__Exercise__. Say how many lines of these entries include the word "right", and answer with the number alone.
Begin Input rows
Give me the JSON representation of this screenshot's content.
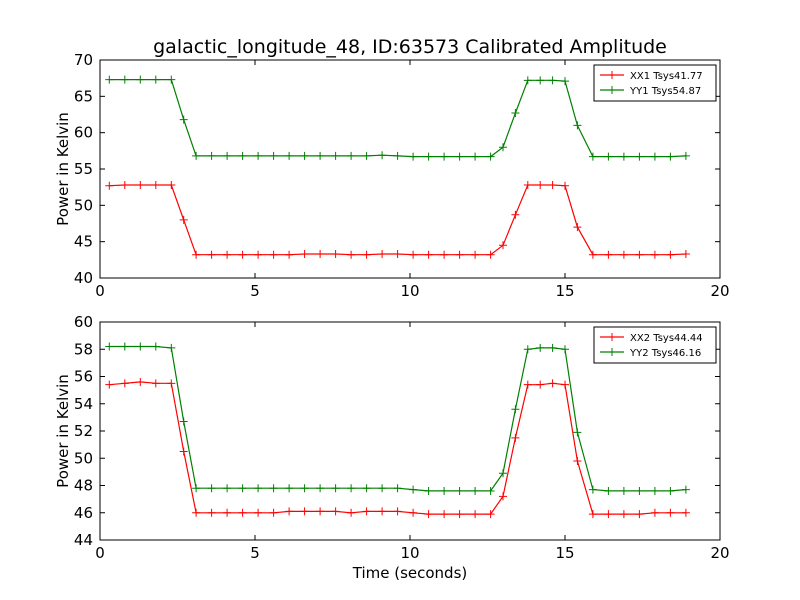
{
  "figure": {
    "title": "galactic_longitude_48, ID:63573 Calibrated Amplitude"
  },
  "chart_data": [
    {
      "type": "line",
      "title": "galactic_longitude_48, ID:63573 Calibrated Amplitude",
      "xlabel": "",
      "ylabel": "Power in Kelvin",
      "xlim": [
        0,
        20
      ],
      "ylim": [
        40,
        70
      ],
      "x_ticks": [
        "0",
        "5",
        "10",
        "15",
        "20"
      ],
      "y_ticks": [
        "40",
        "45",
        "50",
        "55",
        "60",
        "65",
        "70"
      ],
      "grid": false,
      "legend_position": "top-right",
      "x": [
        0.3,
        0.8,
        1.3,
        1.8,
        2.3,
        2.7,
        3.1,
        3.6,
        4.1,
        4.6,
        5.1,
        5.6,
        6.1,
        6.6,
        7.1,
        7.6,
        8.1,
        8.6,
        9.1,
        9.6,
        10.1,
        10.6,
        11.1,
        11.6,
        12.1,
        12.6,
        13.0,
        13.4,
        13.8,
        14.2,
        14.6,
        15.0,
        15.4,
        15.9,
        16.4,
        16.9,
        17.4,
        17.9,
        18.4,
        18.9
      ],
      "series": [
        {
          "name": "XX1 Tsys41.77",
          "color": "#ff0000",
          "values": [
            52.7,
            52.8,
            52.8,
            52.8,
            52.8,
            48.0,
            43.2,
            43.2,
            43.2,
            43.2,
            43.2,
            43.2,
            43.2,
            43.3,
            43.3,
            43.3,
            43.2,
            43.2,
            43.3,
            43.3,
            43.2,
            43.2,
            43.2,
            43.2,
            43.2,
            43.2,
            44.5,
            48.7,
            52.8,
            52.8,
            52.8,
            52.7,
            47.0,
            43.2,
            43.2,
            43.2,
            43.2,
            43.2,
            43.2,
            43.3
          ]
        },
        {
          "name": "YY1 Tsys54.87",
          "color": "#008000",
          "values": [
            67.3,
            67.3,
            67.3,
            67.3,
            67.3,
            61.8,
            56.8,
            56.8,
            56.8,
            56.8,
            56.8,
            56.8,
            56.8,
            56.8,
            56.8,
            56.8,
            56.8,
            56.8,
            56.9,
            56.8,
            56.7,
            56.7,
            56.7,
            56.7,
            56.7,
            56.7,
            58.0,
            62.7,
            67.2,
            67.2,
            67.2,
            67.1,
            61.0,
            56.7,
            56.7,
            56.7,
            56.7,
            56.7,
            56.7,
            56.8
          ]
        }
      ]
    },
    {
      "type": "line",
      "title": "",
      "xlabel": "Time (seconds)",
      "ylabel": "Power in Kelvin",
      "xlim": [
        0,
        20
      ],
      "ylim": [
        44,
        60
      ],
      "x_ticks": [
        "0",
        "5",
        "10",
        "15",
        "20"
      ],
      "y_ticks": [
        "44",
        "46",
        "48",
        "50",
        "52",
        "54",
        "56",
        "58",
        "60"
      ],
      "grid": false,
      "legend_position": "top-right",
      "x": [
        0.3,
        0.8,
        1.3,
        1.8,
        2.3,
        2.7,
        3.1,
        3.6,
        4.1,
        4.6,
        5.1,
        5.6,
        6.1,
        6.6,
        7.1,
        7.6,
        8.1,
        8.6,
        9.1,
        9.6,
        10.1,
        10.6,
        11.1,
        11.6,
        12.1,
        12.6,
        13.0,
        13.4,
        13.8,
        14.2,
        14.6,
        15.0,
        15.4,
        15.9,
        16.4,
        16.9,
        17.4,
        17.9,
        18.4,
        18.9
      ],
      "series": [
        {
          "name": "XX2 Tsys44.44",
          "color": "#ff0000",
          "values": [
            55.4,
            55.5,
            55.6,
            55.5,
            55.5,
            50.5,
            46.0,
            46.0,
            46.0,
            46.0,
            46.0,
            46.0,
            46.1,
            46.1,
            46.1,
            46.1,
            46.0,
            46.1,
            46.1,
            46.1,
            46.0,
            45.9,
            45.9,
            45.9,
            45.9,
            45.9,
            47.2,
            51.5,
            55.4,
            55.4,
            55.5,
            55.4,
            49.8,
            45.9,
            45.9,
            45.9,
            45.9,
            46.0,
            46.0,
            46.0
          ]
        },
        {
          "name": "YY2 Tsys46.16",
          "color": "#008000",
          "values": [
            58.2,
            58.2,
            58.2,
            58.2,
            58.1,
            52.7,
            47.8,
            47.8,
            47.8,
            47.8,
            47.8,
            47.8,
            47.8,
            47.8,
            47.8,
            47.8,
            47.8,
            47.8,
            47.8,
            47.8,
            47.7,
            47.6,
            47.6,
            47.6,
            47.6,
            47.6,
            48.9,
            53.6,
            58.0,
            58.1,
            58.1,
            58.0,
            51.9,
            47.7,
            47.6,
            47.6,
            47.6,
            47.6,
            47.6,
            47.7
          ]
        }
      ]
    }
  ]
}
End Input rows
Begin Input rows
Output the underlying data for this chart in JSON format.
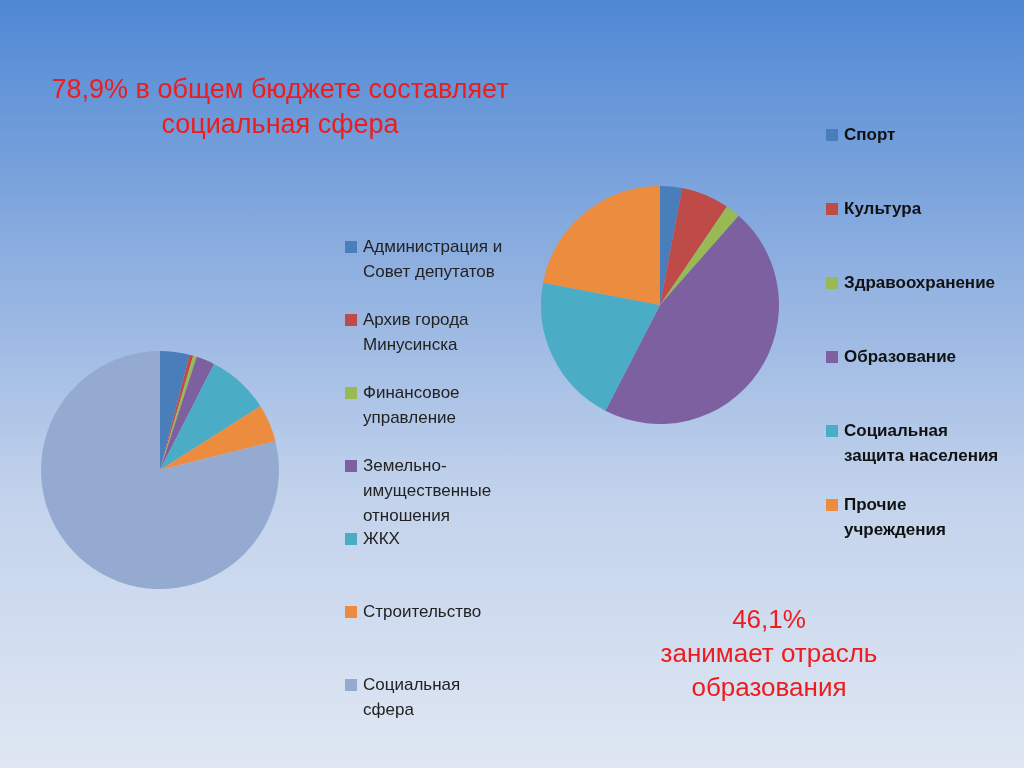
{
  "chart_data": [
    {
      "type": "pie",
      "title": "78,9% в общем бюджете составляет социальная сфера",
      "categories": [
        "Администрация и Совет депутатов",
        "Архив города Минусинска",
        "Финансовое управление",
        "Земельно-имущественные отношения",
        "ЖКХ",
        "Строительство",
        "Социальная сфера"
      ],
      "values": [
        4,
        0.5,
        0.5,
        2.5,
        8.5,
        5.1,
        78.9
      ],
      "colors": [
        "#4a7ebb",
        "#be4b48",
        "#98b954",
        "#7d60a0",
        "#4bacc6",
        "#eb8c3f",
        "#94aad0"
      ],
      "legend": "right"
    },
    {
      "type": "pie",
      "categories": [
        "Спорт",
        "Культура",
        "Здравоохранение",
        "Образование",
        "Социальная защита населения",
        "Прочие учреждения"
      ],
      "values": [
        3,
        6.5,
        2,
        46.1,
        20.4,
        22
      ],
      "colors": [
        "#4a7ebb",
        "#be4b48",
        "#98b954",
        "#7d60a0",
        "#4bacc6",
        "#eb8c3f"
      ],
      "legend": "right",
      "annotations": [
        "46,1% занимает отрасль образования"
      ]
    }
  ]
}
End Input rows
Begin Input rows
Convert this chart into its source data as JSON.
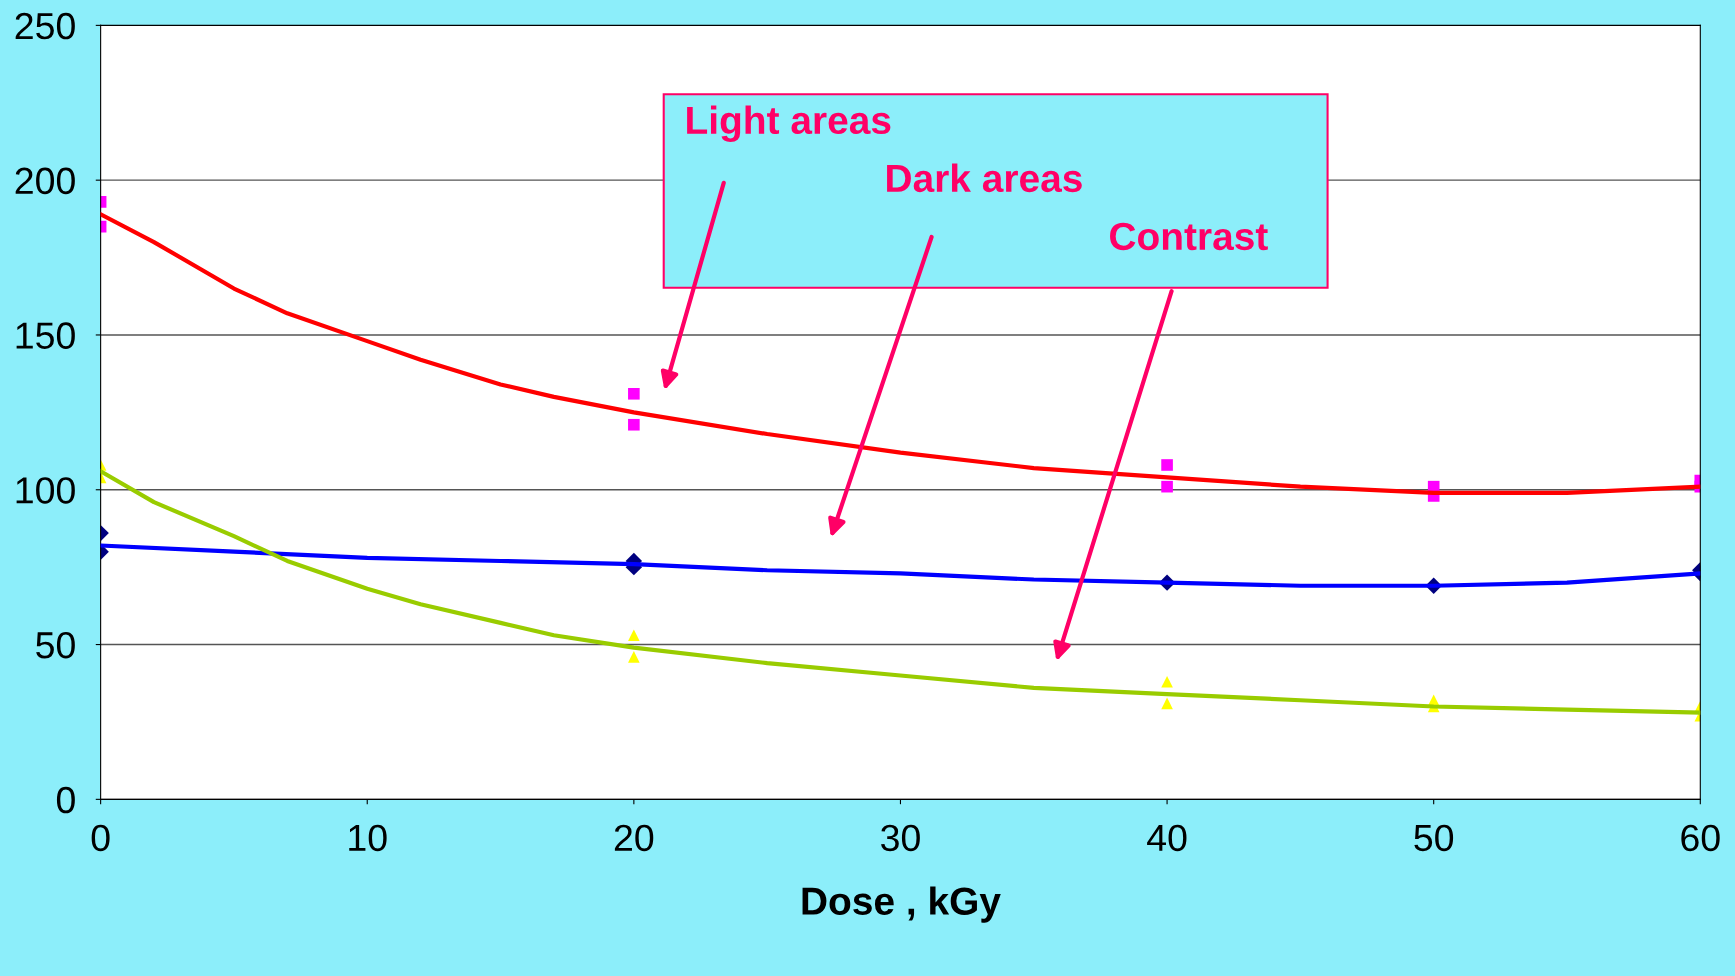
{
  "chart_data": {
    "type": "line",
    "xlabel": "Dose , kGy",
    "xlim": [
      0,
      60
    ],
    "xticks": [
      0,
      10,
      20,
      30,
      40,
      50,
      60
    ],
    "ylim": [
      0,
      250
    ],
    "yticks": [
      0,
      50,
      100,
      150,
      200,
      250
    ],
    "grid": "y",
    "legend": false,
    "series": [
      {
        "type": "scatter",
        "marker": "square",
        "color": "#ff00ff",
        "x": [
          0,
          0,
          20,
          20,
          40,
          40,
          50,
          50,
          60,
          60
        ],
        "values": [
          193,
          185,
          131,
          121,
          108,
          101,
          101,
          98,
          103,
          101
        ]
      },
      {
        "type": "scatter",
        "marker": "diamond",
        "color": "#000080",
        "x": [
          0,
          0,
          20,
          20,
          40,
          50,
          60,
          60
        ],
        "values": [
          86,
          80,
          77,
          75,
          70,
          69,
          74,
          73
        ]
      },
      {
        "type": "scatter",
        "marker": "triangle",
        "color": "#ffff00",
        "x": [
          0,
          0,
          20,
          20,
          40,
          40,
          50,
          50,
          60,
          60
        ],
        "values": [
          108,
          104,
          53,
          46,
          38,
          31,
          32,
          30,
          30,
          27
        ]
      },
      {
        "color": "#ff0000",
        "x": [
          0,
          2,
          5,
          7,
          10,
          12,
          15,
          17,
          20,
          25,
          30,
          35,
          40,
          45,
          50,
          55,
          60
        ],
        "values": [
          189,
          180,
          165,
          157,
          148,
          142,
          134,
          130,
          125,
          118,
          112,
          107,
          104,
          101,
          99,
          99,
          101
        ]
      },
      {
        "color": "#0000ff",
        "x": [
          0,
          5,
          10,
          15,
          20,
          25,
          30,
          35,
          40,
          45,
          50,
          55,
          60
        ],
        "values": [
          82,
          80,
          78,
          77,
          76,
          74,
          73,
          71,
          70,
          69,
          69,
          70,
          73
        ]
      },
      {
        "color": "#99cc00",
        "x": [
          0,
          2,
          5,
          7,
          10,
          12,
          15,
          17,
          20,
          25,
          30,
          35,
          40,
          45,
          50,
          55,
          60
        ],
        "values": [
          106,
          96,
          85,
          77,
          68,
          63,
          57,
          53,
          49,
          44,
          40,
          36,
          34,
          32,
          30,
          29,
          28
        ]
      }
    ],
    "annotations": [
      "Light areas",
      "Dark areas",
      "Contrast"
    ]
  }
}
End Input rows
__Solution__. 4